• Task
Return the entries below in their exact form, leaving the pictures out.

(Dataset entries)
◇ ◇ ◇ ◇ ◇ ◇ ◇
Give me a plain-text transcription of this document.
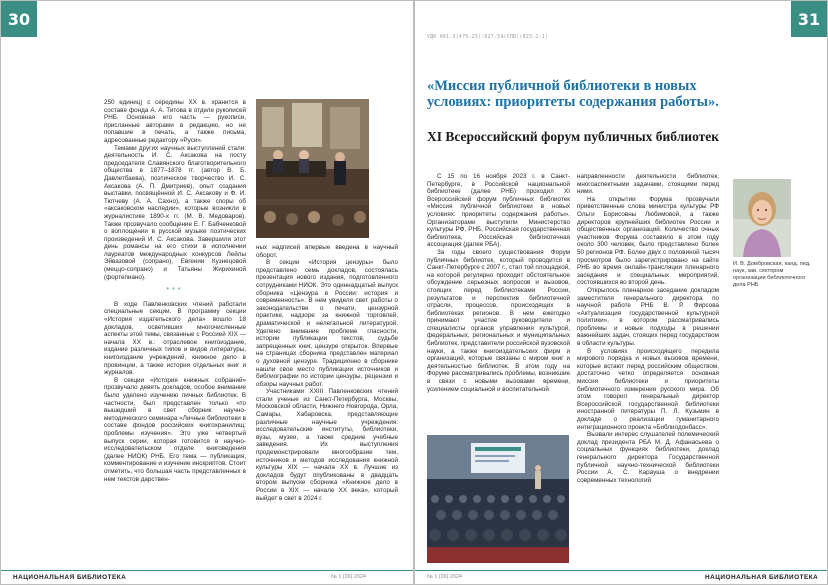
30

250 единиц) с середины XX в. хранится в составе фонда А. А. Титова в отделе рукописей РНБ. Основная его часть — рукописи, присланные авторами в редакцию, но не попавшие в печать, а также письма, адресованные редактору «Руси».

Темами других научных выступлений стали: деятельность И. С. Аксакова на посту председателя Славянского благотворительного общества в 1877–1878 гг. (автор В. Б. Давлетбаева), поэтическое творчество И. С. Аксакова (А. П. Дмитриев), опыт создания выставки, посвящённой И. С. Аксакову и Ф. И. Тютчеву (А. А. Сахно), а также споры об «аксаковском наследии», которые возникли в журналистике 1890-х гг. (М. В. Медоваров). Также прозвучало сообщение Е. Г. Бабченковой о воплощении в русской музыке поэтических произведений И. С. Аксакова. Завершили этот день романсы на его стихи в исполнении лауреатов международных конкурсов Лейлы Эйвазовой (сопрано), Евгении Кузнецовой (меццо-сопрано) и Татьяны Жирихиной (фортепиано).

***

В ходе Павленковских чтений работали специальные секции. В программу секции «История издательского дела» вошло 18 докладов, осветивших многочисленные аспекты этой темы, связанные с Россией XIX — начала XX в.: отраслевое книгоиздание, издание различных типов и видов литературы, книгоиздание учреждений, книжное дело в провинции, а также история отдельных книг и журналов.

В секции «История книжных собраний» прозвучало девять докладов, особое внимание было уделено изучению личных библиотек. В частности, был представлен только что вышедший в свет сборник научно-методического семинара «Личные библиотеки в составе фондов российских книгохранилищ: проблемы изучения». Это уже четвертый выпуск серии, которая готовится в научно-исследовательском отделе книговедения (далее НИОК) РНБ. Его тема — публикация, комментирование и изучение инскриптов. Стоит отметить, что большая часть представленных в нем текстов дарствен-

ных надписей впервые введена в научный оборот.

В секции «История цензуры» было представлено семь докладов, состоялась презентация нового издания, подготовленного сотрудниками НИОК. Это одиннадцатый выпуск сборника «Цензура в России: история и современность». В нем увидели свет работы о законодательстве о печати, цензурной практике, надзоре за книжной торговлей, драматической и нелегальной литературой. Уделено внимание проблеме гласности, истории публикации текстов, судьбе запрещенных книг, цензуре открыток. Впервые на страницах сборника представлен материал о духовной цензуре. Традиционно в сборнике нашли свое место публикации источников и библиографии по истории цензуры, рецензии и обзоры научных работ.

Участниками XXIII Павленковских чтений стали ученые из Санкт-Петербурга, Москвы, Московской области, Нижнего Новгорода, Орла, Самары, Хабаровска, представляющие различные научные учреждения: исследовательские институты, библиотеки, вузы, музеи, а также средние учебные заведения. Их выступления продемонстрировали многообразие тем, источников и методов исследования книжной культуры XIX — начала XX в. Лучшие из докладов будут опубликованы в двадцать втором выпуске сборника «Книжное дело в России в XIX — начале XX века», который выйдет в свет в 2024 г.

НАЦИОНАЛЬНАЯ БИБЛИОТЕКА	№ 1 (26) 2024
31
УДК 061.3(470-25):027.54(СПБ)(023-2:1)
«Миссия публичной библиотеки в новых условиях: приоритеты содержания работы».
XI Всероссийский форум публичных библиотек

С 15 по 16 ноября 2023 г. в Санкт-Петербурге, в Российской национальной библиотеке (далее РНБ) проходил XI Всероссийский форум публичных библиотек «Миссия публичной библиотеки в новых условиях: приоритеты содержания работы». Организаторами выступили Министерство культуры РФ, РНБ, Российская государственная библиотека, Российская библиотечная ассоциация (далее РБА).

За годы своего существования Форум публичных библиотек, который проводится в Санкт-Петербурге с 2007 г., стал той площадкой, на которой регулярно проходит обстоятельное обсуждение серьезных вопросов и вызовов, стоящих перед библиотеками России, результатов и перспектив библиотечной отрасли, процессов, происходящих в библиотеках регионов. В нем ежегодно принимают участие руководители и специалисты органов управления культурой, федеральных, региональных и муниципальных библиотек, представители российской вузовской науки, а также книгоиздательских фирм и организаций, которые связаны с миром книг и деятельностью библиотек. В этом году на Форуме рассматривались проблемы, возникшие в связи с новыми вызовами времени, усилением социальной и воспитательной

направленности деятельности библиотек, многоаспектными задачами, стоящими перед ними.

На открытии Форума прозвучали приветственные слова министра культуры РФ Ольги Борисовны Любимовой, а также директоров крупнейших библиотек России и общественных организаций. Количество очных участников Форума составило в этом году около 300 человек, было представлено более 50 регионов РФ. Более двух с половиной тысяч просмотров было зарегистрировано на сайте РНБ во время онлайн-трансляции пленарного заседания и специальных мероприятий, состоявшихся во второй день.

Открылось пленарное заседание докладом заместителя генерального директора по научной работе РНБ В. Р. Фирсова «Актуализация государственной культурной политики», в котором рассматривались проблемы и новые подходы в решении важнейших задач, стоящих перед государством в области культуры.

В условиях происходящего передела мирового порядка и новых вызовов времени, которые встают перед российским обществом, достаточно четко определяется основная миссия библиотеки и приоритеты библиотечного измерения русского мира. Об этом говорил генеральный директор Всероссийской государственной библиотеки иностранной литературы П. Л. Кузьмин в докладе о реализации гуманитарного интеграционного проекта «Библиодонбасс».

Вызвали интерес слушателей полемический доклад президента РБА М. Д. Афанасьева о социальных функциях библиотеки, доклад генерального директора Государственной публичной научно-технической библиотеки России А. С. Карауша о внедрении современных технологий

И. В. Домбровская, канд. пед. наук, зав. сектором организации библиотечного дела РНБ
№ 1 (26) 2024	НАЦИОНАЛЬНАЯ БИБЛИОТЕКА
◇ ◇ ◇ ◇ ◇ ◇ ◇
• Solution to the problem
Give me a plain-text transcription of this document.
30

250 единиц) с середины XX в. хранится в составе фонда А. А. Титова в отделе рукописей РНБ. Основная его часть — рукописи, присланные авторами в редакцию, но не попавшие в печать, а также письма, адресованные редактору «Руси».

Темами других научных выступлений стали: деятельность И. С. Аксакова на посту председателя Славянского благотворительного общества в 1877–1878 гг. (автор В. Б. Давлетбаева), поэтическое творчество И. С. Аксакова (А. П. Дмитриев), опыт создания выставки, посвящённой И. С. Аксакову и Ф. И. Тютчеву (А. А. Сахно), а также споры об «аксаковском наследии», которые возникли в журналистике 1890-х гг. (М. В. Медоваров). Также прозвучало сообщение Е. Г. Бабченковой о воплощении в русской музыке поэтических произведений И. С. Аксакова. Завершили этот день романсы на его стихи в исполнении лауреатов международных конкурсов Лейлы Эйвазовой (сопрано), Евгении Кузнецовой (меццо-сопрано) и Татьяны Жирихиной (фортепиано).

***

В ходе Павленковских чтений работали специальные секции. В программу секции «История издательского дела» вошло 18 докладов, осветивших многочисленные аспекты этой темы, связанные с Россией XIX — начала XX в.: отраслевое книгоиздание, издание различных типов и видов литературы, книгоиздание учреждений, книжное дело в провинции, а также история отдельных книг и журналов.

В секции «История книжных собраний» прозвучало девять докладов, особое внимание было уделено изучению личных библиотек. В частности, был представлен только что вышедший в свет сборник научно-методического семинара «Личные библиотеки в составе фондов российских книгохранилищ: проблемы изучения». Это уже четвертый выпуск серии, которая готовится в научно-исследовательском отделе книговедения (далее НИОК) РНБ. Его тема — публикация, комментирование и изучение инскриптов. Стоит отметить, что большая часть представленных в нем текстов дарствен-

ных надписей впервые введена в научный оборот.

В секции «История цензуры» было представлено семь докладов, состоялась презентация нового издания, подготовленного сотрудниками НИОК. Это одиннадцатый выпуск сборника «Цензура в России: история и современность». В нем увидели свет работы о законодательстве о печати, цензурной практике, надзоре за книжной торговлей, драматической и нелегальной литературой. Уделено внимание проблеме гласности, истории публикации текстов, судьбе запрещенных книг, цензуре открыток. Впервые на страницах сборника представлен материал о духовной цензуре. Традиционно в сборнике нашли свое место публикации источников и библиографии по истории цензуры, рецензии и обзоры научных работ.

Участниками XXIII Павленковских чтений стали ученые из Санкт-Петербурга, Москвы, Московской области, Нижнего Новгорода, Орла, Самары, Хабаровска, представляющие различные научные учреждения: исследовательские институты, библиотеки, вузы, музеи, а также средние учебные заведения. Их выступления продемонстрировали многообразие тем, источников и методов исследования книжной культуры XIX — начала XX в. Лучшие из докладов будут опубликованы в двадцать втором выпуске сборника «Книжное дело в России в XIX — начале XX века», который выйдет в свет в 2024 г.

НАЦИОНАЛЬНАЯ БИБЛИОТЕКА	№ 1 (26) 2024
31
УДК 061.3(470-25):027.54(СПБ)(023-2:1)
«Миссия публичной библиотеки в новых условиях: приоритеты содержания работы».
XI Всероссийский форум публичных библиотек

С 15 по 16 ноября 2023 г. в Санкт-Петербурге, в Российской национальной библиотеке (далее РНБ) проходил XI Всероссийский форум публичных библиотек «Миссия публичной библиотеки в новых условиях: приоритеты содержания работы». Организаторами выступили Министерство культуры РФ, РНБ, Российская государственная библиотека, Российская библиотечная ассоциация (далее РБА).

За годы своего существования Форум публичных библиотек, который проводится в Санкт-Петербурге с 2007 г., стал той площадкой, на которой регулярно проходит обстоятельное обсуждение серьезных вопросов и вызовов, стоящих перед библиотеками России, результатов и перспектив библиотечной отрасли, процессов, происходящих в библиотеках регионов. В нем ежегодно принимают участие руководители и специалисты органов управления культурой, федеральных, региональных и муниципальных библиотек, представители российской вузовской науки, а также книгоиздательских фирм и организаций, которые связаны с миром книг и деятельностью библиотек. В этом году на Форуме рассматривались проблемы, возникшие в связи с новыми вызовами времени, усилением социальной и воспитательной

направленности деятельности библиотек, многоаспектными задачами, стоящими перед ними.

На открытии Форума прозвучали приветственные слова министра культуры РФ Ольги Борисовны Любимовой, а также директоров крупнейших библиотек России и общественных организаций. Количество очных участников Форума составило в этом году около 300 человек, было представлено более 50 регионов РФ. Более двух с половиной тысяч просмотров было зарегистрировано на сайте РНБ во время онлайн-трансляции пленарного заседания и специальных мероприятий, состоявшихся во второй день.

Открылось пленарное заседание докладом заместителя генерального директора по научной работе РНБ В. Р. Фирсова «Актуализация государственной культурной политики», в котором рассматривались проблемы и новые подходы в решении важнейших задач, стоящих перед государством в области культуры.

В условиях происходящего передела мирового порядка и новых вызовов времени, которые встают перед российским обществом, достаточно четко определяется основная миссия библиотеки и приоритеты библиотечного измерения русского мира. Об этом говорил генеральный директор Всероссийской государственной библиотеки иностранной литературы П. Л. Кузьмин в докладе о реализации гуманитарного интеграционного проекта «Библиодонбасс».

Вызвали интерес слушателей полемический доклад президента РБА М. Д. Афанасьева о социальных функциях библиотеки, доклад генерального директора Государственной публичной научно-технической библиотеки России А. С. Карауша о внедрении современных технологий

И. В. Домбровская, канд. пед. наук, зав. сектором организации библиотечного дела РНБ
№ 1 (26) 2024	НАЦИОНАЛЬНАЯ БИБЛИОТЕКА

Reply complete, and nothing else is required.